WHAT YOU WILL DO: Reproduce each line bearing the word "recursively".

####################

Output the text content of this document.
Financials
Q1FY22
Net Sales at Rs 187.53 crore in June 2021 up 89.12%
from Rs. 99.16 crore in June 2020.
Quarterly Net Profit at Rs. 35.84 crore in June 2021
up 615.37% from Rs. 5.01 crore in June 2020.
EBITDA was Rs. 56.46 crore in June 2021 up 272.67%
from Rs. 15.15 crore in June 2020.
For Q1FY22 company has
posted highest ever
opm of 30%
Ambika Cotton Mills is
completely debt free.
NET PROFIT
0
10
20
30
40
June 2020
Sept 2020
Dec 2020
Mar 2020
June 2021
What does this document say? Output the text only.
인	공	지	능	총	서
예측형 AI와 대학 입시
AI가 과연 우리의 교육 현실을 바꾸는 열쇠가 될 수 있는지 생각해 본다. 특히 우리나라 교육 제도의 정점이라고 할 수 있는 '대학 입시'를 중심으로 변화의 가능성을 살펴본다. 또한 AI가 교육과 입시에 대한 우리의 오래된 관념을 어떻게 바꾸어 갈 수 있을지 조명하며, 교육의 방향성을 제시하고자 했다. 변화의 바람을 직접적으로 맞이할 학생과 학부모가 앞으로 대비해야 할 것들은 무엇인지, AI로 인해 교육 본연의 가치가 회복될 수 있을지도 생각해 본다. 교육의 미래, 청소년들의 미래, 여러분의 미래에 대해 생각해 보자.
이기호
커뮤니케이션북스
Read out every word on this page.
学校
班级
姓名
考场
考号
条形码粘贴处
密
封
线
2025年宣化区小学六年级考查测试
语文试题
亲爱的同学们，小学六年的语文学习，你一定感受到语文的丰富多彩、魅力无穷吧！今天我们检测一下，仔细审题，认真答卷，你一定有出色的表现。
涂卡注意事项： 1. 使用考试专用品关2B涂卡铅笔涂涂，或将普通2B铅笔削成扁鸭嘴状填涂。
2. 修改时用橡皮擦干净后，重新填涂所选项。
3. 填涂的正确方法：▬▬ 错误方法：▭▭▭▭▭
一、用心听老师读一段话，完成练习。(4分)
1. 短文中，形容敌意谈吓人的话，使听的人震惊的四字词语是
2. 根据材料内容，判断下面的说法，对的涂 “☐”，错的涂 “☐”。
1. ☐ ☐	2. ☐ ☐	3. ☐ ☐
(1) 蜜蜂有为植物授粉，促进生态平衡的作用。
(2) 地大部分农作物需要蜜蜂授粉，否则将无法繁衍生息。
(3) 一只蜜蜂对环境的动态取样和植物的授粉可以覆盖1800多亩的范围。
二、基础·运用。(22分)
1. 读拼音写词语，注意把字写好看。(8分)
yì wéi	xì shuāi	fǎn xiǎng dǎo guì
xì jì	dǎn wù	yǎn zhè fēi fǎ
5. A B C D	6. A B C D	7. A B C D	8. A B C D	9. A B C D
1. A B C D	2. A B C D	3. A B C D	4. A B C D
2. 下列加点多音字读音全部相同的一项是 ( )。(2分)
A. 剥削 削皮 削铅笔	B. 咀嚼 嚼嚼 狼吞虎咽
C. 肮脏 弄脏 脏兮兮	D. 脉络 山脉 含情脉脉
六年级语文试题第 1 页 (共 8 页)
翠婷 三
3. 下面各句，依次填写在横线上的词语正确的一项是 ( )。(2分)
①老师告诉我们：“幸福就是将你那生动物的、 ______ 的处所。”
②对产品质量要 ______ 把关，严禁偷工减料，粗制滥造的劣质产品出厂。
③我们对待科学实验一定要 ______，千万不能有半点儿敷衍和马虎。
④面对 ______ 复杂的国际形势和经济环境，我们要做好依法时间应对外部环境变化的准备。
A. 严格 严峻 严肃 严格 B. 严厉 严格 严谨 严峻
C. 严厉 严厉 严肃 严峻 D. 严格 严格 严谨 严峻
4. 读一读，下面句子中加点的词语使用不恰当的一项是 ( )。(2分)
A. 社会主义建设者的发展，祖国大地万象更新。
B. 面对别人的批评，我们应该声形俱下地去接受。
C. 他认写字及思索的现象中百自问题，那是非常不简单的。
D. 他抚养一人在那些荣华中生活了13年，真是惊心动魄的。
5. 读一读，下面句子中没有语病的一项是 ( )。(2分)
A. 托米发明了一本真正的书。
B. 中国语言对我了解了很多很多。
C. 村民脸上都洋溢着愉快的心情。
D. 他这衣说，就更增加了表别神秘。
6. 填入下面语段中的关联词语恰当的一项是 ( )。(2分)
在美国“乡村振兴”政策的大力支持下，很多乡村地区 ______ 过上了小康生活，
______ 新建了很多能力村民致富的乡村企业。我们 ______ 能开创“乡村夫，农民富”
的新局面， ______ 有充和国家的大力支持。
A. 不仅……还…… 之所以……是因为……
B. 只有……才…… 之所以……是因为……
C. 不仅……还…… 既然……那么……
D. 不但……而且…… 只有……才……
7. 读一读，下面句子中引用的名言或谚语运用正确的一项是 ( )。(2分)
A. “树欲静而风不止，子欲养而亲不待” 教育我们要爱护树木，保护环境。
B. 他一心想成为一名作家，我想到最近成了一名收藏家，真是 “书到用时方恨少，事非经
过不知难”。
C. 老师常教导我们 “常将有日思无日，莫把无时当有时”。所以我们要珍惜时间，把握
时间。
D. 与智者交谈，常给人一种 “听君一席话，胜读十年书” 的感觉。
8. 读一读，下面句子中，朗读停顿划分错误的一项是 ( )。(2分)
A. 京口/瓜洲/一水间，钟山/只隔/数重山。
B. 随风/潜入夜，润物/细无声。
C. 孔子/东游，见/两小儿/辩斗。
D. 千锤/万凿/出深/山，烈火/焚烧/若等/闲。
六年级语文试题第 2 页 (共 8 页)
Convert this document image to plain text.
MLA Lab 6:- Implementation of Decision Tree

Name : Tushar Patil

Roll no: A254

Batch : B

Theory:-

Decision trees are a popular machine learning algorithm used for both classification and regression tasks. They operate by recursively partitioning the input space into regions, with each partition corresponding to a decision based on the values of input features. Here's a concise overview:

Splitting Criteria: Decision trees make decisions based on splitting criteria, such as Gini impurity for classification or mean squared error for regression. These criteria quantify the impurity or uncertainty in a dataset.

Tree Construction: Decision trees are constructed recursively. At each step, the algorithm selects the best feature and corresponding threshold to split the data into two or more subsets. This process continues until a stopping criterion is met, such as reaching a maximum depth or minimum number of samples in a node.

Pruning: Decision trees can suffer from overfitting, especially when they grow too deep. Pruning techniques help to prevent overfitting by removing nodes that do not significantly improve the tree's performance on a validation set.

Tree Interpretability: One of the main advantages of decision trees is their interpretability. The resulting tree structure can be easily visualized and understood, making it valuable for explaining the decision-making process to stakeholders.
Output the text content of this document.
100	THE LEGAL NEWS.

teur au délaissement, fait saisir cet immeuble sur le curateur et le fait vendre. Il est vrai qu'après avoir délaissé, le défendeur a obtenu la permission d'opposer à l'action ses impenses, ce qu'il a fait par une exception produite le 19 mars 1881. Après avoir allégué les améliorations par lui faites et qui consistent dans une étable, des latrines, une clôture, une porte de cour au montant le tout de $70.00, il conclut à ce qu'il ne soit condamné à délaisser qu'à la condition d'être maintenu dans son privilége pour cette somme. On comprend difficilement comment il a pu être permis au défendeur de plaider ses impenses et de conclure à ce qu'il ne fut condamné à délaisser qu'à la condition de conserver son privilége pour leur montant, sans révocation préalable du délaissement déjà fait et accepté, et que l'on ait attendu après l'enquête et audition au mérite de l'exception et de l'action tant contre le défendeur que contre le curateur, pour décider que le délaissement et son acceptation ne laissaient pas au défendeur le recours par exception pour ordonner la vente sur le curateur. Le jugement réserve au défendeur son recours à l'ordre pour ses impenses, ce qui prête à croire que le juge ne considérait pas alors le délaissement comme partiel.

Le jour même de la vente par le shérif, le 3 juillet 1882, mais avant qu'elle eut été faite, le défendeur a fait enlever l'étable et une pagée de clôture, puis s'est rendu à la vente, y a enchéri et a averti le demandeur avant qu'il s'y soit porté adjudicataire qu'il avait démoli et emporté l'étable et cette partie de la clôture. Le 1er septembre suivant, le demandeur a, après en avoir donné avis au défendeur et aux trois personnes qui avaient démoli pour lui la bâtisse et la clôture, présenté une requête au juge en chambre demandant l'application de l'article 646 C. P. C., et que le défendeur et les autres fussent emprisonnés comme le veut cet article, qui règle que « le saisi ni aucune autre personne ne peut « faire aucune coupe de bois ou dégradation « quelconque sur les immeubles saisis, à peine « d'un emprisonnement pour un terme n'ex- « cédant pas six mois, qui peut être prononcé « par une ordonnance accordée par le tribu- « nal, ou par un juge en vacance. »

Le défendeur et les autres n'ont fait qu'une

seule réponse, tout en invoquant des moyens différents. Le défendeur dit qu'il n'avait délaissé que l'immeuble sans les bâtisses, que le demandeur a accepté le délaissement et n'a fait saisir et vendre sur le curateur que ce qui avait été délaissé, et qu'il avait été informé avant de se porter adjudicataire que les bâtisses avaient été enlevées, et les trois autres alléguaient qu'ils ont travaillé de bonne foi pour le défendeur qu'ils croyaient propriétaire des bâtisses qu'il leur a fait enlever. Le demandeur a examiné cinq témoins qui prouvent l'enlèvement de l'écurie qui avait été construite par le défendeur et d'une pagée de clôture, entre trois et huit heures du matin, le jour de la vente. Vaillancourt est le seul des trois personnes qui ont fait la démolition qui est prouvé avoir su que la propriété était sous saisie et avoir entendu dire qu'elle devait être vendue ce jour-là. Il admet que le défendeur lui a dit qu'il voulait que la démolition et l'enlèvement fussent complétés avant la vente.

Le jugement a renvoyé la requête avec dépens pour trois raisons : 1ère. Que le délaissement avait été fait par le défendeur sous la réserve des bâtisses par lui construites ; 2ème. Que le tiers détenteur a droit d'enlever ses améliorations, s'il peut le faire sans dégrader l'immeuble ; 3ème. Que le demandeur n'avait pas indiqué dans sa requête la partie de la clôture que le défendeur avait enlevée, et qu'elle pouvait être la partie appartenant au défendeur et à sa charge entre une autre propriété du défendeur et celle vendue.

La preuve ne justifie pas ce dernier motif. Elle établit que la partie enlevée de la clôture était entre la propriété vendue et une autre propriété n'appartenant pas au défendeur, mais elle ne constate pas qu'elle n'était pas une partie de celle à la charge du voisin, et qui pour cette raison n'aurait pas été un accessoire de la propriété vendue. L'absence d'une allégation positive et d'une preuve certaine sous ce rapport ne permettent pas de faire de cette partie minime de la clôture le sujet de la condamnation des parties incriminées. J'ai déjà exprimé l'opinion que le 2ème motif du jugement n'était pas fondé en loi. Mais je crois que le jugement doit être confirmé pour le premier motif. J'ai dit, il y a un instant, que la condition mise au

####################

RESULT OF THE EXERCISE:
Decision trees are a popular machine learning algorithm used for both classification and regression tasks. They operate by recursively partitioning the input space into regions, with each partition corresponding to a decision based on the values of input features. Here's a concise overview:
Tree Construction: Decision trees are constructed recursively. At each step, the algorithm selects the best feature and corresponding threshold to split the data into two or more subsets. This process continues until a stopping criterion is met, such as reaching a maximum depth or minimum number of samples in a node.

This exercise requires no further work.